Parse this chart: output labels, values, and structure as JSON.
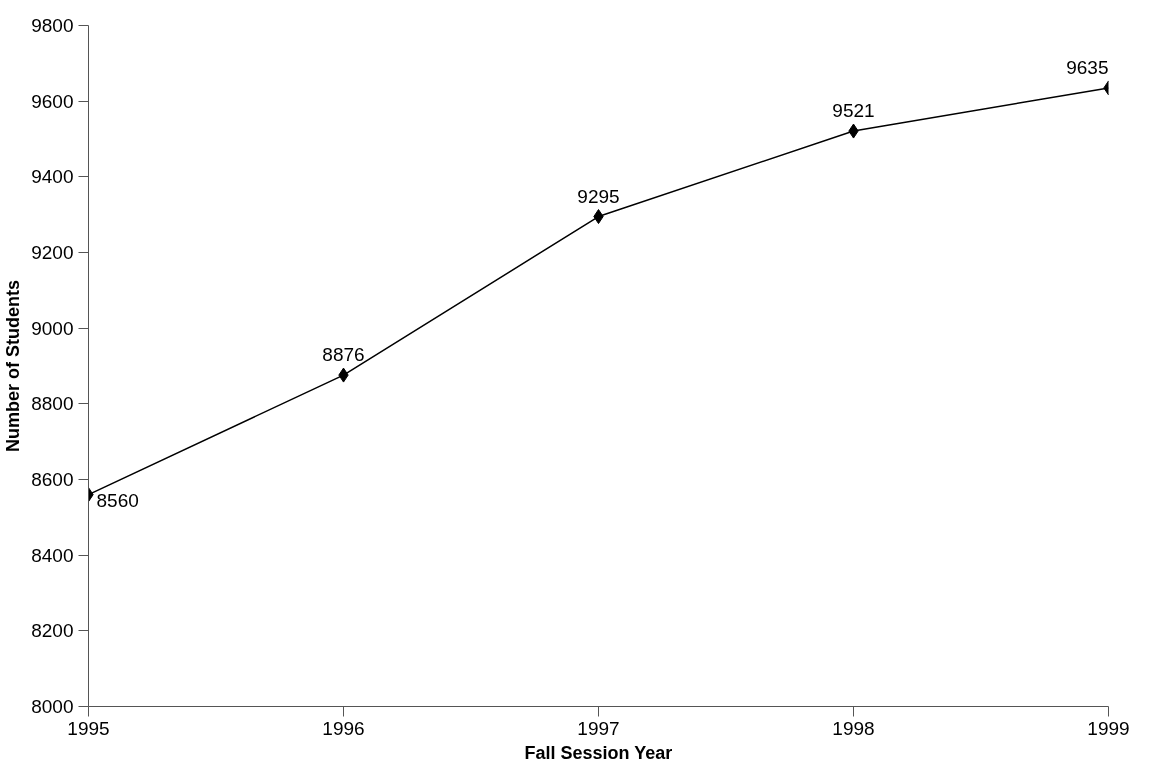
{
  "chart_data": {
    "type": "line",
    "xlabel": "Fall Session Year",
    "ylabel": "Number of Students",
    "x": [
      1995,
      1996,
      1997,
      1998,
      1999
    ],
    "series": [
      {
        "color": "#000000",
        "values": [
          8560,
          8876,
          9295,
          9521,
          9635
        ]
      }
    ],
    "xlim": [
      1995,
      1999
    ],
    "xticks": [
      1995,
      1996,
      1997,
      1998,
      1999
    ],
    "ylim": [
      8000,
      9800
    ],
    "yticks": [
      8000,
      8200,
      8400,
      8600,
      8800,
      9000,
      9200,
      9400,
      9600,
      9800
    ],
    "grid": false,
    "marker": "diamond",
    "line_style": "solid",
    "data_labels": true
  }
}
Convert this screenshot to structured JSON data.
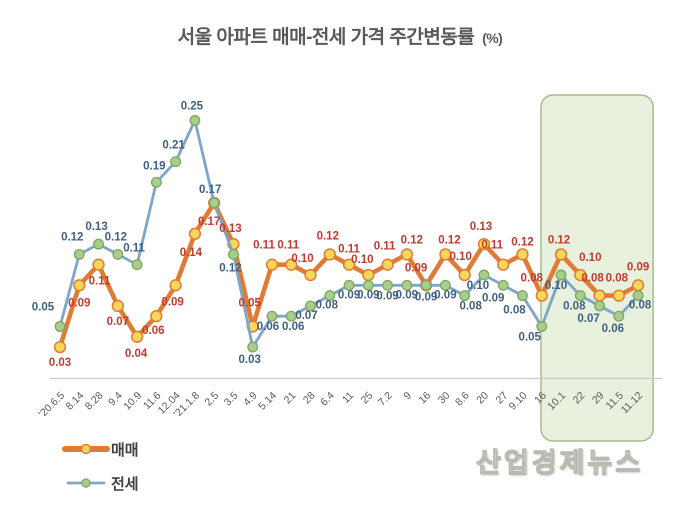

======

What to produce – Repeat each record exactly, with the pictures left out.

Answer to the exercise –
Parse this chart: output labels, values, and structure as JSON.
{
  "chart_data": {
    "type": "line",
    "xlabel": "Fall Session Year",
    "ylabel": "Number of Students",
    "x": [
      1995,
      1996,
      1997,
      1998,
      1999
    ],
    "series": [
      {
        "color": "#000000",
        "values": [
          8560,
          8876,
          9295,
          9521,
          9635
        ]
      }
    ],
    "xlim": [
      1995,
      1999
    ],
    "xticks": [
      1995,
      1996,
      1997,
      1998,
      1999
    ],
    "ylim": [
      8000,
      9800
    ],
    "yticks": [
      8000,
      8200,
      8400,
      8600,
      8800,
      9000,
      9200,
      9400,
      9600,
      9800
    ],
    "grid": false,
    "marker": "diamond",
    "line_style": "solid",
    "data_labels": true
  }
}
Convert this screenshot to structured JSON data.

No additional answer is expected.